SET EXERCISE: Reproduce the records. Keep every word exact and include no images.

Stored dataset items:
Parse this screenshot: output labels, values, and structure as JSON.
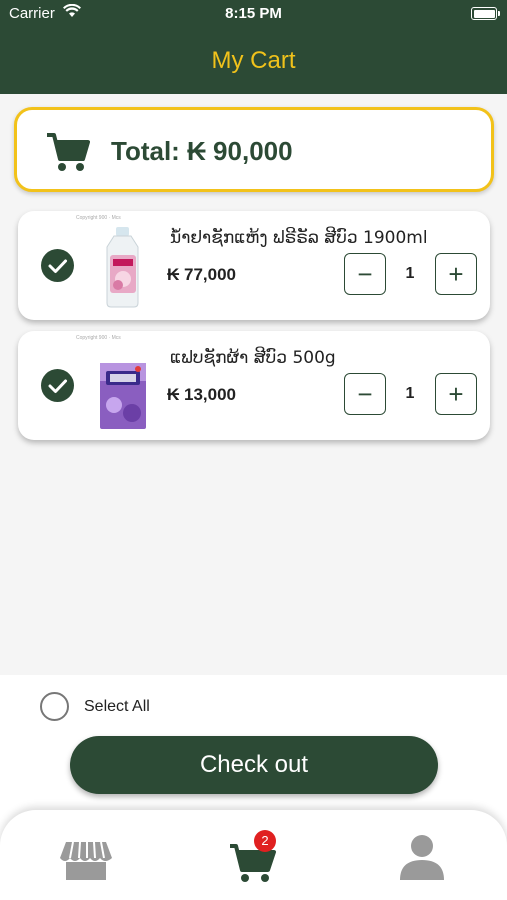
{
  "status_bar": {
    "carrier": "Carrier",
    "time": "8:15 PM"
  },
  "header": {
    "title": "My Cart"
  },
  "total": {
    "label": "Total: ₭ 90,000"
  },
  "items": [
    {
      "name": "ນ້ຳຢາຊັກແຫ້ງ ຟຣີຣັລ ສີບົວ 1900ml",
      "price": "₭ 77,000",
      "quantity": "1",
      "selected": true,
      "thumb_caption": "Copyright 900 · Mcs"
    },
    {
      "name": "ແຟບຊັກຜ້າ ສີບົວ 500g",
      "price": "₭ 13,000",
      "quantity": "1",
      "selected": true,
      "thumb_caption": "Copyright 900 · Mcs"
    }
  ],
  "footer": {
    "select_all_label": "Select All",
    "checkout_label": "Check out"
  },
  "tabbar": {
    "cart_badge": "2",
    "active_tab": "cart",
    "active_color": "#2c4a35",
    "inactive_color": "#9a9a9a"
  },
  "colors": {
    "primary": "#2c4a35",
    "accent": "#f0c21b",
    "badge": "#e02020"
  }
}
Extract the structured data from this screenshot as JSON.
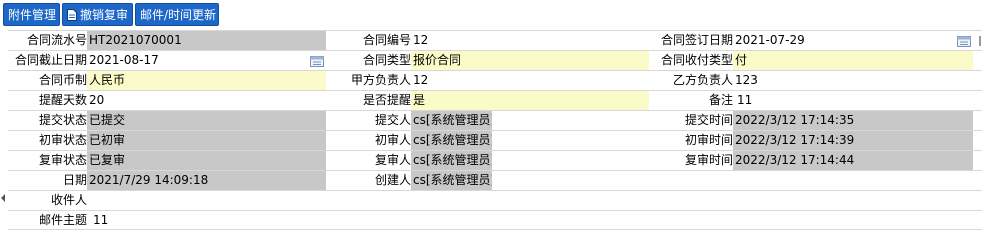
{
  "toolbar": {
    "attach_label": "附件管理",
    "revoke_label": "撤销复审",
    "mail_label": "邮件/时间更新"
  },
  "rows": {
    "r1": {
      "l1": "合同流水号",
      "v1": "HT2021070001",
      "l2": "合同编号",
      "v2": "12",
      "l3": "合同签订日期",
      "v3": "2021-07-29"
    },
    "r2": {
      "l1": "合同截止日期",
      "v1": "2021-08-17",
      "l2": "合同类型",
      "v2": "报价合同",
      "l3": "合同收付类型",
      "v3": "付"
    },
    "r3": {
      "l1": "合同币制",
      "v1": "人民币",
      "l2": "甲方负责人",
      "v2": "12",
      "l3": "乙方负责人",
      "v3": "123"
    },
    "r4": {
      "l1": "提醒天数",
      "v1": "20",
      "l2": "是否提醒",
      "v2": "是",
      "l3": "备注",
      "v3": "11"
    },
    "r5": {
      "l1": "提交状态",
      "v1": "已提交",
      "l2": "提交人",
      "v2": "cs[系统管理员]",
      "l3": "提交时间",
      "v3": "2022/3/12 17:14:35"
    },
    "r6": {
      "l1": "初审状态",
      "v1": "已初审",
      "l2": "初审人",
      "v2": "cs[系统管理员]",
      "l3": "初审时间",
      "v3": "2022/3/12 17:14:39"
    },
    "r7": {
      "l1": "复审状态",
      "v1": "已复审",
      "l2": "复审人",
      "v2": "cs[系统管理员]",
      "l3": "复审时间",
      "v3": "2022/3/12 17:14:44"
    },
    "r8": {
      "l1": "日期",
      "v1": "2021/7/29 14:09:18",
      "l2": "创建人",
      "v2": "cs[系统管理员]"
    },
    "r9": {
      "l1": "收件人",
      "v1": ""
    },
    "r10": {
      "l1": "邮件主题",
      "v1": "11"
    }
  },
  "colors": {
    "button_blue": "#1d67c9",
    "readonly_gray": "#c8c8c8",
    "required_yellow": "#fbfbc9"
  },
  "icons": {
    "calendar": "calendar-icon",
    "document": "document-icon",
    "collapse": "collapse-arrow-icon"
  }
}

ANSWER:
Parse this screenshot: output labels, values, and structure as JSON.
{
  "status_bar": {
    "carrier": "Carrier",
    "time": "8:15 PM"
  },
  "header": {
    "title": "My Cart"
  },
  "total": {
    "label": "Total: ₭ 90,000"
  },
  "items": [
    {
      "name": "ນ້ຳຢາຊັກແຫ້ງ ຟຣີຣັລ ສີບົວ 1900ml",
      "price": "₭ 77,000",
      "quantity": "1",
      "selected": true,
      "thumb_caption": "Copyright 900 · Mcs"
    },
    {
      "name": "ແຟບຊັກຜ້າ ສີບົວ 500g",
      "price": "₭ 13,000",
      "quantity": "1",
      "selected": true,
      "thumb_caption": "Copyright 900 · Mcs"
    }
  ],
  "footer": {
    "select_all_label": "Select All",
    "checkout_label": "Check out"
  },
  "tabbar": {
    "cart_badge": "2",
    "active_tab": "cart",
    "active_color": "#2c4a35",
    "inactive_color": "#9a9a9a"
  },
  "colors": {
    "primary": "#2c4a35",
    "accent": "#f0c21b",
    "badge": "#e02020"
  }
}
Extract the structured data from this screenshot as JSON.
{
  "toolbar": {
    "attach_label": "附件管理",
    "revoke_label": "撤销复审",
    "mail_label": "邮件/时间更新"
  },
  "rows": {
    "r1": {
      "l1": "合同流水号",
      "v1": "HT2021070001",
      "l2": "合同编号",
      "v2": "12",
      "l3": "合同签订日期",
      "v3": "2021-07-29"
    },
    "r2": {
      "l1": "合同截止日期",
      "v1": "2021-08-17",
      "l2": "合同类型",
      "v2": "报价合同",
      "l3": "合同收付类型",
      "v3": "付"
    },
    "r3": {
      "l1": "合同币制",
      "v1": "人民币",
      "l2": "甲方负责人",
      "v2": "12",
      "l3": "乙方负责人",
      "v3": "123"
    },
    "r4": {
      "l1": "提醒天数",
      "v1": "20",
      "l2": "是否提醒",
      "v2": "是",
      "l3": "备注",
      "v3": "11"
    },
    "r5": {
      "l1": "提交状态",
      "v1": "已提交",
      "l2": "提交人",
      "v2": "cs[系统管理员]",
      "l3": "提交时间",
      "v3": "2022/3/12 17:14:35"
    },
    "r6": {
      "l1": "初审状态",
      "v1": "已初审",
      "l2": "初审人",
      "v2": "cs[系统管理员]",
      "l3": "初审时间",
      "v3": "2022/3/12 17:14:39"
    },
    "r7": {
      "l1": "复审状态",
      "v1": "已复审",
      "l2": "复审人",
      "v2": "cs[系统管理员]",
      "l3": "复审时间",
      "v3": "2022/3/12 17:14:44"
    },
    "r8": {
      "l1": "日期",
      "v1": "2021/7/29 14:09:18",
      "l2": "创建人",
      "v2": "cs[系统管理员]"
    },
    "r9": {
      "l1": "收件人",
      "v1": ""
    },
    "r10": {
      "l1": "邮件主题",
      "v1": "11"
    }
  },
  "colors": {
    "button_blue": "#1d67c9",
    "readonly_gray": "#c8c8c8",
    "required_yellow": "#fbfbc9"
  },
  "icons": {
    "calendar": "calendar-icon",
    "document": "document-icon",
    "collapse": "collapse-arrow-icon"
  }
}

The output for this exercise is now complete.